Start of Records for processing
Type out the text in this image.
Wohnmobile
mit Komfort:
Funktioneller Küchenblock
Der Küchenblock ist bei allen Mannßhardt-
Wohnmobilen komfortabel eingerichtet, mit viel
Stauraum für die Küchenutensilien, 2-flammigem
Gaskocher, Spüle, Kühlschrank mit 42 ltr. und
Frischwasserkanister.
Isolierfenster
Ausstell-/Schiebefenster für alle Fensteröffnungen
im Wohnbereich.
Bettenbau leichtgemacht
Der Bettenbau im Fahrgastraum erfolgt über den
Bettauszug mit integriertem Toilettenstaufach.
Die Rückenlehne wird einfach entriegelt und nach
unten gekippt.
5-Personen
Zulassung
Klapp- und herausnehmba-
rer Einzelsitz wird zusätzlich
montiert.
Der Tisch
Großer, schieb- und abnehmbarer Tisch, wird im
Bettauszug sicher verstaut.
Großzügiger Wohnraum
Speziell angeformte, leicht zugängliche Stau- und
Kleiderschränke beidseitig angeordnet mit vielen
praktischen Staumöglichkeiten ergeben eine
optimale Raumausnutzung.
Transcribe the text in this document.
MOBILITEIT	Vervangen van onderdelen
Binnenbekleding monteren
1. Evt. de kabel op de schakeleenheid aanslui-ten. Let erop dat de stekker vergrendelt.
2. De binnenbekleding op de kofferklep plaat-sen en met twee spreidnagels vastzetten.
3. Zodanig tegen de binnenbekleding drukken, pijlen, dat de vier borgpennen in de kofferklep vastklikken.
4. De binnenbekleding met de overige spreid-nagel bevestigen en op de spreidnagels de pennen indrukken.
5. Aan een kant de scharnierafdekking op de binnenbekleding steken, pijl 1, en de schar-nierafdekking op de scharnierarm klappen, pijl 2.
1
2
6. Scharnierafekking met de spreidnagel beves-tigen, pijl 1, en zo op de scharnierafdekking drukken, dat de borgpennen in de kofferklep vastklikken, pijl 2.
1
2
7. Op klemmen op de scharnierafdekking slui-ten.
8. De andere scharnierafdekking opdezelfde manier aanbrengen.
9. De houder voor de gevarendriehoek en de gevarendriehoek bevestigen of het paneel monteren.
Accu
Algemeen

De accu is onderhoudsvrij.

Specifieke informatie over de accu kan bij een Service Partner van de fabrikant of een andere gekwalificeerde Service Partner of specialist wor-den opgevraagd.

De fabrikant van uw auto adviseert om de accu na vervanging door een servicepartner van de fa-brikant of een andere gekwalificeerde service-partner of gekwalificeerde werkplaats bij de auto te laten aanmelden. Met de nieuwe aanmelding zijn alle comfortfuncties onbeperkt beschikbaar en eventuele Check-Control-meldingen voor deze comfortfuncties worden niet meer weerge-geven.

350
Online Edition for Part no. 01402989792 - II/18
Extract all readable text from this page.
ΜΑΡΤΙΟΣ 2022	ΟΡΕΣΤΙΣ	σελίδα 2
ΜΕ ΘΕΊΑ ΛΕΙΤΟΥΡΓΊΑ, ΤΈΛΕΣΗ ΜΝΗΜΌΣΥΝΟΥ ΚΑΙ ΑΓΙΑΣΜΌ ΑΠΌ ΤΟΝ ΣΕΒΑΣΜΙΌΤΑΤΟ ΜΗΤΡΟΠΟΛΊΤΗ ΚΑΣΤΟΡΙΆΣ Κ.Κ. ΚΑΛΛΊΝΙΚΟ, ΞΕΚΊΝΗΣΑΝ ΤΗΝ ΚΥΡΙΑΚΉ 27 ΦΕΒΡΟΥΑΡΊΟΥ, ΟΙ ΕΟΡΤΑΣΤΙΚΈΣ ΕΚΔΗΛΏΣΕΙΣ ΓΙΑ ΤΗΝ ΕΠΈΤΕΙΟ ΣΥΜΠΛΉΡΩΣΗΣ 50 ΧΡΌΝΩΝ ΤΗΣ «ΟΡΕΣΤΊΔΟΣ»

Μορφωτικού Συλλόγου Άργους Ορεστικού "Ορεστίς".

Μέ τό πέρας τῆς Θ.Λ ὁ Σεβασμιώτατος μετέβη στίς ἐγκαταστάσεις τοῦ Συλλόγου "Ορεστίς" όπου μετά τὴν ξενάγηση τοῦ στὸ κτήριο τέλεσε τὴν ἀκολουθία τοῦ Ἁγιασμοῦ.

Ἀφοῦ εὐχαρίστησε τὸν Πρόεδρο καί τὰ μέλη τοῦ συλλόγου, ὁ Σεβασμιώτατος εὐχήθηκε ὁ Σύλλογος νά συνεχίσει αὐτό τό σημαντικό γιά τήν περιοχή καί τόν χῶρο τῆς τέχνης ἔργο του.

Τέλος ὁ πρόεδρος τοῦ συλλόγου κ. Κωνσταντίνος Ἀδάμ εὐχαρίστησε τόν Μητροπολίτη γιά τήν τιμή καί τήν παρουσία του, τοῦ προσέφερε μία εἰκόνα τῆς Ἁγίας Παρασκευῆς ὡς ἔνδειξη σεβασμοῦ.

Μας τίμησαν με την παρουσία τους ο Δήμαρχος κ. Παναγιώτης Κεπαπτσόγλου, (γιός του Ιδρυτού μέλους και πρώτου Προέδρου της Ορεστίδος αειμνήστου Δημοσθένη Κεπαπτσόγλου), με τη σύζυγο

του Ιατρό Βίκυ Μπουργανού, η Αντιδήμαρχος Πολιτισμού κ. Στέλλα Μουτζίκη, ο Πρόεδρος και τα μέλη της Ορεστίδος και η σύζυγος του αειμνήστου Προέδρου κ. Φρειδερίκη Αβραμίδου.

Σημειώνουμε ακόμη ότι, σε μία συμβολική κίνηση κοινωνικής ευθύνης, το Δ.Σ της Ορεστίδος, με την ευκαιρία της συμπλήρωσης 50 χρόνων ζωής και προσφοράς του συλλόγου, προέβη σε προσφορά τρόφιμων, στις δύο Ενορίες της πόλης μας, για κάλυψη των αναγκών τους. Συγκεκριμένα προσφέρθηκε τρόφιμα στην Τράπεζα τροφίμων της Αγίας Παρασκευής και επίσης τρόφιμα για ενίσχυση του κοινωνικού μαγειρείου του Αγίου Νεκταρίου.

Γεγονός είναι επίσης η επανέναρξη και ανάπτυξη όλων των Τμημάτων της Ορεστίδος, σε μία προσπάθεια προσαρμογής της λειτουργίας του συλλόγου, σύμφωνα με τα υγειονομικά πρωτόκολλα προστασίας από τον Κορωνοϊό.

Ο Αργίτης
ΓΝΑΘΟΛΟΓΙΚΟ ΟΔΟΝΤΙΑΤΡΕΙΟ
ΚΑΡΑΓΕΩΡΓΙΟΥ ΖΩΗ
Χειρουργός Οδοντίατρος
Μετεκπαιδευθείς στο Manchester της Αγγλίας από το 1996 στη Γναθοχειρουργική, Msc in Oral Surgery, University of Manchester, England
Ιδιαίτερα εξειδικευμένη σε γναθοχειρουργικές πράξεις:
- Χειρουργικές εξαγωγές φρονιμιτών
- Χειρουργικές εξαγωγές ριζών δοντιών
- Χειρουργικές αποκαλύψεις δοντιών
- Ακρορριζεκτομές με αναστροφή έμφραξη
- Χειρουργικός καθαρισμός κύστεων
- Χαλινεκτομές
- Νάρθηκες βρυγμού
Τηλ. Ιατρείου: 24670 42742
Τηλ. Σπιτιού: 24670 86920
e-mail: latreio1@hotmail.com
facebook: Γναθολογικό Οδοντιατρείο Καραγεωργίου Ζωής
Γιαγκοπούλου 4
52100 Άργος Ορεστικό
End of Records for processing
Instructions for the task: From the data above, copy each line where the string "παρουσία" appears.

Full answer:
Τέλος ὁ πρόεδρος τοῦ συλλόγου κ. Κωνσταντίνος Ἀδάμ εὐχαρίστησε τόν Μητροπολίτη γιά τήν τιμή καί τήν παρουσία του, τοῦ προσέφερε μία εἰκόνα τῆς Ἁγίας Παρασκευῆς ὡς ἔνδειξη σεβασμοῦ.
Μας τίμησαν με την παρουσία τους ο Δήμαρχος κ. Παναγιώτης Κεπαπτσόγλου, (γιός του Ιδρυτού μέλους και πρώτου Προέδρου της Ορεστίδος αειμνήστου Δημοσθένη Κεπαπτσόγλου), με τη σύζυγο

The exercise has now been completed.